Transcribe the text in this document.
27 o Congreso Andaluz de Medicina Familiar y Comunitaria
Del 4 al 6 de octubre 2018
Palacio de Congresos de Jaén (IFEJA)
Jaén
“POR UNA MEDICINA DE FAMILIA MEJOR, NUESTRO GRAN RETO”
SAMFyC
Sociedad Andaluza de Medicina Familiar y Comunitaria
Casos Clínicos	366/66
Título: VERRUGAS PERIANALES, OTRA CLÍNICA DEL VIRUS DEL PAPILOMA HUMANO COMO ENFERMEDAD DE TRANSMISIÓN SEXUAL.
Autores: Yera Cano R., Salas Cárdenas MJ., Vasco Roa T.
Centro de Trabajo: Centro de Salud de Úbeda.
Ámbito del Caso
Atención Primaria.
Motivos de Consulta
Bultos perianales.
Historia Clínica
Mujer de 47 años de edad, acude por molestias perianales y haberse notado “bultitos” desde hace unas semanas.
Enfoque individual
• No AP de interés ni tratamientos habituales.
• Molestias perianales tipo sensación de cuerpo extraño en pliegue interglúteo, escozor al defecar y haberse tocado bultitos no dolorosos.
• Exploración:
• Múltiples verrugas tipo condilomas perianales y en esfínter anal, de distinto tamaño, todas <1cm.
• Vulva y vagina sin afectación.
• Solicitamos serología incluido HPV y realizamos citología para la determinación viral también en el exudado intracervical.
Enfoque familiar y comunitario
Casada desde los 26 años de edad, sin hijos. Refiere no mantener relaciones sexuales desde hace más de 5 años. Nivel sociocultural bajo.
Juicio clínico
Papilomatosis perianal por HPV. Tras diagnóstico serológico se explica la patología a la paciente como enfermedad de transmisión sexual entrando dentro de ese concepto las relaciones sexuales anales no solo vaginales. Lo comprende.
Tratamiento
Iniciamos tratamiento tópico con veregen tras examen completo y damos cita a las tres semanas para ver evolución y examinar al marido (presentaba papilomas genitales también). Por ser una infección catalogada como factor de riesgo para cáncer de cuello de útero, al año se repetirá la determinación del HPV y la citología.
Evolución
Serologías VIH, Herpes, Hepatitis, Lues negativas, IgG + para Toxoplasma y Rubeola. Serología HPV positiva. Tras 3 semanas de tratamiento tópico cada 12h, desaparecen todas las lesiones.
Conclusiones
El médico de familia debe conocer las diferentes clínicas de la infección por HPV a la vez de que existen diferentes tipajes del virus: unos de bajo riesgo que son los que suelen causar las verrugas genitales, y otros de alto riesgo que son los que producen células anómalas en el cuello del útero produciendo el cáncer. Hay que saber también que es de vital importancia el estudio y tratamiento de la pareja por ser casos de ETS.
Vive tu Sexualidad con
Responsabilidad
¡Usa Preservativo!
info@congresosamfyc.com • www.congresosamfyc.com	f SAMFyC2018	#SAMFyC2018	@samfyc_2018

▶ WHAT YOU NEED TO DO
Please return the data above in full, without altering a single line.

▶ FINAL ANSWER
Transcribe the text in this document.
27 o Congreso Andaluz de Medicina Familiar y Comunitaria
Del 4 al 6 de octubre 2018
Palacio de Congresos de Jaén (IFEJA)
Jaén
“POR UNA MEDICINA DE FAMILIA MEJOR, NUESTRO GRAN RETO”
SAMFyC
Sociedad Andaluza de Medicina Familiar y Comunitaria
Casos Clínicos	366/66
Título: VERRUGAS PERIANALES, OTRA CLÍNICA DEL VIRUS DEL PAPILOMA HUMANO COMO ENFERMEDAD DE TRANSMISIÓN SEXUAL.
Autores: Yera Cano R., Salas Cárdenas MJ., Vasco Roa T.
Centro de Trabajo: Centro de Salud de Úbeda.
Ámbito del Caso
Atención Primaria.
Motivos de Consulta
Bultos perianales.
Historia Clínica
Mujer de 47 años de edad, acude por molestias perianales y haberse notado “bultitos” desde hace unas semanas.
Enfoque individual
• No AP de interés ni tratamientos habituales.
• Molestias perianales tipo sensación de cuerpo extraño en pliegue interglúteo, escozor al defecar y haberse tocado bultitos no dolorosos.
• Exploración:
• Múltiples verrugas tipo condilomas perianales y en esfínter anal, de distinto tamaño, todas <1cm.
• Vulva y vagina sin afectación.
• Solicitamos serología incluido HPV y realizamos citología para la determinación viral también en el exudado intracervical.
Enfoque familiar y comunitario
Casada desde los 26 años de edad, sin hijos. Refiere no mantener relaciones sexuales desde hace más de 5 años. Nivel sociocultural bajo.
Juicio clínico
Papilomatosis perianal por HPV. Tras diagnóstico serológico se explica la patología a la paciente como enfermedad de transmisión sexual entrando dentro de ese concepto las relaciones sexuales anales no solo vaginales. Lo comprende.
Tratamiento
Iniciamos tratamiento tópico con veregen tras examen completo y damos cita a las tres semanas para ver evolución y examinar al marido (presentaba papilomas genitales también). Por ser una infección catalogada como factor de riesgo para cáncer de cuello de útero, al año se repetirá la determinación del HPV y la citología.
Evolución
Serologías VIH, Herpes, Hepatitis, Lues negativas, IgG + para Toxoplasma y Rubeola. Serología HPV positiva. Tras 3 semanas de tratamiento tópico cada 12h, desaparecen todas las lesiones.
Conclusiones
El médico de familia debe conocer las diferentes clínicas de la infección por HPV a la vez de que existen diferentes tipajes del virus: unos de bajo riesgo que son los que suelen causar las verrugas genitales, y otros de alto riesgo que son los que producen células anómalas en el cuello del útero produciendo el cáncer. Hay que saber también que es de vital importancia el estudio y tratamiento de la pareja por ser casos de ETS.
Vive tu Sexualidad con
Responsabilidad
¡Usa Preservativo!
info@congresosamfyc.com • www.congresosamfyc.com	f SAMFyC2018	#SAMFyC2018	@samfyc_2018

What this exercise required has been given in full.